+++ Materials provided +++

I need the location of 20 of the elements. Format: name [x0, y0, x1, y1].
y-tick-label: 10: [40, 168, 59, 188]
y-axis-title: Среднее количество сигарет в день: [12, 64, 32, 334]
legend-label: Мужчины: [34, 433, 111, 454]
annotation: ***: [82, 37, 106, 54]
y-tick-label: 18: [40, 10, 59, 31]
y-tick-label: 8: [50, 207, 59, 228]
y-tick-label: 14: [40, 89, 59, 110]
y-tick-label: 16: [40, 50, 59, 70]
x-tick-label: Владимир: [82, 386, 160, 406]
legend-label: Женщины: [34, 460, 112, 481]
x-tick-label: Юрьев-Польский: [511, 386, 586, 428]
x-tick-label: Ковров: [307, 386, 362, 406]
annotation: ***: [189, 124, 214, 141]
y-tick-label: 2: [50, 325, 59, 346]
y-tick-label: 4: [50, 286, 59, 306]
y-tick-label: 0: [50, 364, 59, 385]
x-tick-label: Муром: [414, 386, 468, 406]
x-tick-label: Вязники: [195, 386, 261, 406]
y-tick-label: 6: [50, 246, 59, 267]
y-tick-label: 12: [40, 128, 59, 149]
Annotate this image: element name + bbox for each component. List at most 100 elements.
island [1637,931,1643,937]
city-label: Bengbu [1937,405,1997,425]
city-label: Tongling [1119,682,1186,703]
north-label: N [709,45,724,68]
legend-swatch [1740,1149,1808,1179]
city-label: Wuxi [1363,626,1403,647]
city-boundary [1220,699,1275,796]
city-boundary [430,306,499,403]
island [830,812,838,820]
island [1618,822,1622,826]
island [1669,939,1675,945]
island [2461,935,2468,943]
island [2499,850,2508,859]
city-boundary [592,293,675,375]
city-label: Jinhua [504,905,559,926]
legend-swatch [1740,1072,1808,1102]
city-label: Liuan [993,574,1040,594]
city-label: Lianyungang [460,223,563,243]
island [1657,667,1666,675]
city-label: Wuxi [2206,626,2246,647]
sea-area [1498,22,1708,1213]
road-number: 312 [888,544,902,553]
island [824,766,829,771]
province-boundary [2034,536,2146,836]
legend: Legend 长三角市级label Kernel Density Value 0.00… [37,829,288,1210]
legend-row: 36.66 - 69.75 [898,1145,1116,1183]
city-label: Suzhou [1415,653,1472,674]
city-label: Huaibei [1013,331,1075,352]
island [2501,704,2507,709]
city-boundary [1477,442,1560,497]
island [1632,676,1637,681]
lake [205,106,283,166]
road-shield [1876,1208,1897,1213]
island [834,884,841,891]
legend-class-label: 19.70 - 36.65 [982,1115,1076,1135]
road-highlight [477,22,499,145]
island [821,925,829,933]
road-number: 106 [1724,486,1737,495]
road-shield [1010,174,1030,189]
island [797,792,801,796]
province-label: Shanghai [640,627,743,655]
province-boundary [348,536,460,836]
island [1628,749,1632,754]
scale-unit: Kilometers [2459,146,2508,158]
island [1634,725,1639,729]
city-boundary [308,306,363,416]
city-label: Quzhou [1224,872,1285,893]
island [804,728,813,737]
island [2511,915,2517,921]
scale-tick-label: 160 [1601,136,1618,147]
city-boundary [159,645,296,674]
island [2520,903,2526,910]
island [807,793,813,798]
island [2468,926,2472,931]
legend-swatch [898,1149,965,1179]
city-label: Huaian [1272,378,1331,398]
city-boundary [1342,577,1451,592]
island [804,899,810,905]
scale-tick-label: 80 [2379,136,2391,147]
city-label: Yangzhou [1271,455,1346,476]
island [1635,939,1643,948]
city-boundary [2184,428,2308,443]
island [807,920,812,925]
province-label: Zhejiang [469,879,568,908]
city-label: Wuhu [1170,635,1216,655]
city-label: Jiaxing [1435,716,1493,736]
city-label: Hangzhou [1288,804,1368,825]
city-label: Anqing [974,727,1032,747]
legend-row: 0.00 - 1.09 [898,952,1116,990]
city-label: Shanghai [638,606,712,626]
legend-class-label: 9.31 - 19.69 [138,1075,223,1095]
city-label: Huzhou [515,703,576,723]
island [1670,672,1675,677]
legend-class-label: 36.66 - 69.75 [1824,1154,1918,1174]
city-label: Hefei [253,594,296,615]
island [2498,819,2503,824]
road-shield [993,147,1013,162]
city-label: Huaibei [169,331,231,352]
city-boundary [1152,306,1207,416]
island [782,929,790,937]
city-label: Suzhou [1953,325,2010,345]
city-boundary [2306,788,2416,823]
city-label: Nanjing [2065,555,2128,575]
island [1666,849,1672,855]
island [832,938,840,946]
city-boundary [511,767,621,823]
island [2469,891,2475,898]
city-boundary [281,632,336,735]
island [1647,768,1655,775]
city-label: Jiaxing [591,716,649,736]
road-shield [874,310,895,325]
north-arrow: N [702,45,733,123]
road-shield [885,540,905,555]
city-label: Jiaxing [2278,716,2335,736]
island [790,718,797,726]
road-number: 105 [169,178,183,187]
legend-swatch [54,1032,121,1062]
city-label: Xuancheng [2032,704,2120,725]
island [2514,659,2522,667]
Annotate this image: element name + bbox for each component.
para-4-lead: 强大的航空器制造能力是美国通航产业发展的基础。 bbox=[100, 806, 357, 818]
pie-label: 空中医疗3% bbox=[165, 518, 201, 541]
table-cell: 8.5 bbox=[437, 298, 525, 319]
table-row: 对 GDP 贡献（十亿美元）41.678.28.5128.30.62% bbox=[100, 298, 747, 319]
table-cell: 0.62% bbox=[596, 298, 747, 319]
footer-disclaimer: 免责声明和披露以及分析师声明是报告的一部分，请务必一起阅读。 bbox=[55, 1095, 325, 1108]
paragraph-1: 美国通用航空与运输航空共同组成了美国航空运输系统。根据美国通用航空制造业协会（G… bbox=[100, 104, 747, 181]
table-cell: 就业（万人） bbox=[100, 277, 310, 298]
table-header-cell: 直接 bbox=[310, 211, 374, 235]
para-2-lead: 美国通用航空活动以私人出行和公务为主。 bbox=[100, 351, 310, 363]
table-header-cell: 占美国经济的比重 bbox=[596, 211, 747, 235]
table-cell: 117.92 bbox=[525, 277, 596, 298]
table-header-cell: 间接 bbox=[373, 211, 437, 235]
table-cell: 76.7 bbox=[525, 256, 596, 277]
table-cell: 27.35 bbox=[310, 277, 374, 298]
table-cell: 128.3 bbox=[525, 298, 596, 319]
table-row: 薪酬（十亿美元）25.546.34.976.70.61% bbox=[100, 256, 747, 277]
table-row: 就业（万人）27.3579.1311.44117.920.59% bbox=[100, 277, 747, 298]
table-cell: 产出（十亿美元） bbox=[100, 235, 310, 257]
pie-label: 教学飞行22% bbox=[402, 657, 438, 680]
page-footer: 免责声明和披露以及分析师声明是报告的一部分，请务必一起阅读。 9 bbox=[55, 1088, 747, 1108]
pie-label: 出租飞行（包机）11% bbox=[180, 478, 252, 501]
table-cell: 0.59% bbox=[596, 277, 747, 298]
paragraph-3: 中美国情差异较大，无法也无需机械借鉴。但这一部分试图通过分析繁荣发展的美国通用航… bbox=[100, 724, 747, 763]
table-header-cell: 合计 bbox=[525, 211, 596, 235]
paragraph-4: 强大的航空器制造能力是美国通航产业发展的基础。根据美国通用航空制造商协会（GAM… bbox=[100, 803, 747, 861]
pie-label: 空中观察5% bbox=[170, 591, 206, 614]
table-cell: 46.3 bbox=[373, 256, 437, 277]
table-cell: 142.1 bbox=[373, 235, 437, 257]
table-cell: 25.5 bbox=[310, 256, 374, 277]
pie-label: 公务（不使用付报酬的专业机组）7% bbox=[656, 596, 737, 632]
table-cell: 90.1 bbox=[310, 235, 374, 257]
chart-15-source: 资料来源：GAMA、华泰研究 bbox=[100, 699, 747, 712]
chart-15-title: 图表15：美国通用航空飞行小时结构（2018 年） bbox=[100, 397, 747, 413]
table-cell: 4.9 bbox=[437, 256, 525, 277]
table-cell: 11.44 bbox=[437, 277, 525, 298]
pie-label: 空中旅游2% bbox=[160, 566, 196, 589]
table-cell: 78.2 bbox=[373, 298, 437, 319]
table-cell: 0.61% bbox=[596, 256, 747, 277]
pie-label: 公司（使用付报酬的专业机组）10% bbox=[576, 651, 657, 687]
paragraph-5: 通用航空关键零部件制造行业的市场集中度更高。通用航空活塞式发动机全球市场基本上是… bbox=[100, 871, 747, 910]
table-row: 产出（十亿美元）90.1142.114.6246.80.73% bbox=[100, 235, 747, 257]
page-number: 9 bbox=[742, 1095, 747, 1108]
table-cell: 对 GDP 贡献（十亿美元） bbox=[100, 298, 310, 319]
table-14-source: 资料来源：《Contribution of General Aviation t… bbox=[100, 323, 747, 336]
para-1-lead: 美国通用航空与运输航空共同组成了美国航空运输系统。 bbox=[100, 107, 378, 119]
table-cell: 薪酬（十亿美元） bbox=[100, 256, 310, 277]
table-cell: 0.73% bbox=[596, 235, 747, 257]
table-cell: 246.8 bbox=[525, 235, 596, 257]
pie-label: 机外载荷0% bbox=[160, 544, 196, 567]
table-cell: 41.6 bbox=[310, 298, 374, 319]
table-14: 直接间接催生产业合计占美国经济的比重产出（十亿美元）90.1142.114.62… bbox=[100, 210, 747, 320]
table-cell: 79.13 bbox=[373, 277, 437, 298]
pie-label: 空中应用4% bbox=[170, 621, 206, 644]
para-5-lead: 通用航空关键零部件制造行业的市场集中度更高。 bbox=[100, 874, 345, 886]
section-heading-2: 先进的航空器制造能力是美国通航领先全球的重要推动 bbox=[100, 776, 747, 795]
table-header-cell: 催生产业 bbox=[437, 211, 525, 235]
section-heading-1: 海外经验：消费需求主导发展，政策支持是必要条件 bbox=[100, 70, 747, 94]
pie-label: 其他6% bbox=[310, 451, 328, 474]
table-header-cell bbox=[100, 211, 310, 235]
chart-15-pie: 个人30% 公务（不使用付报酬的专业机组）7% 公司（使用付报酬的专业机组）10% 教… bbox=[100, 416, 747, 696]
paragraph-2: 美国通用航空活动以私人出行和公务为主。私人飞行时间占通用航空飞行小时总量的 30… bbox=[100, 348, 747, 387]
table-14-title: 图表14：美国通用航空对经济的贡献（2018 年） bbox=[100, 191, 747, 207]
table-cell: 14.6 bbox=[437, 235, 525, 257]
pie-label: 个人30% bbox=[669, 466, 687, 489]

+++

* Short problem
Please reproduce the records from their first line through the line containing "x-tick-label: Ковров: [307, 386, 362, 406]", including both of those lines.

* Reply
I need the location of 20 of the elements. Format: name [x0, y0, x1, y1].
y-tick-label: 10: [40, 168, 59, 188]
y-axis-title: Среднее количество сигарет в день: [12, 64, 32, 334]
legend-label: Мужчины: [34, 433, 111, 454]
annotation: ***: [82, 37, 106, 54]
y-tick-label: 18: [40, 10, 59, 31]
y-tick-label: 8: [50, 207, 59, 228]
y-tick-label: 14: [40, 89, 59, 110]
y-tick-label: 16: [40, 50, 59, 70]
x-tick-label: Владимир: [82, 386, 160, 406]
legend-label: Женщины: [34, 460, 112, 481]
x-tick-label: Юрьев-Польский: [511, 386, 586, 428]
x-tick-label: Ковров: [307, 386, 362, 406]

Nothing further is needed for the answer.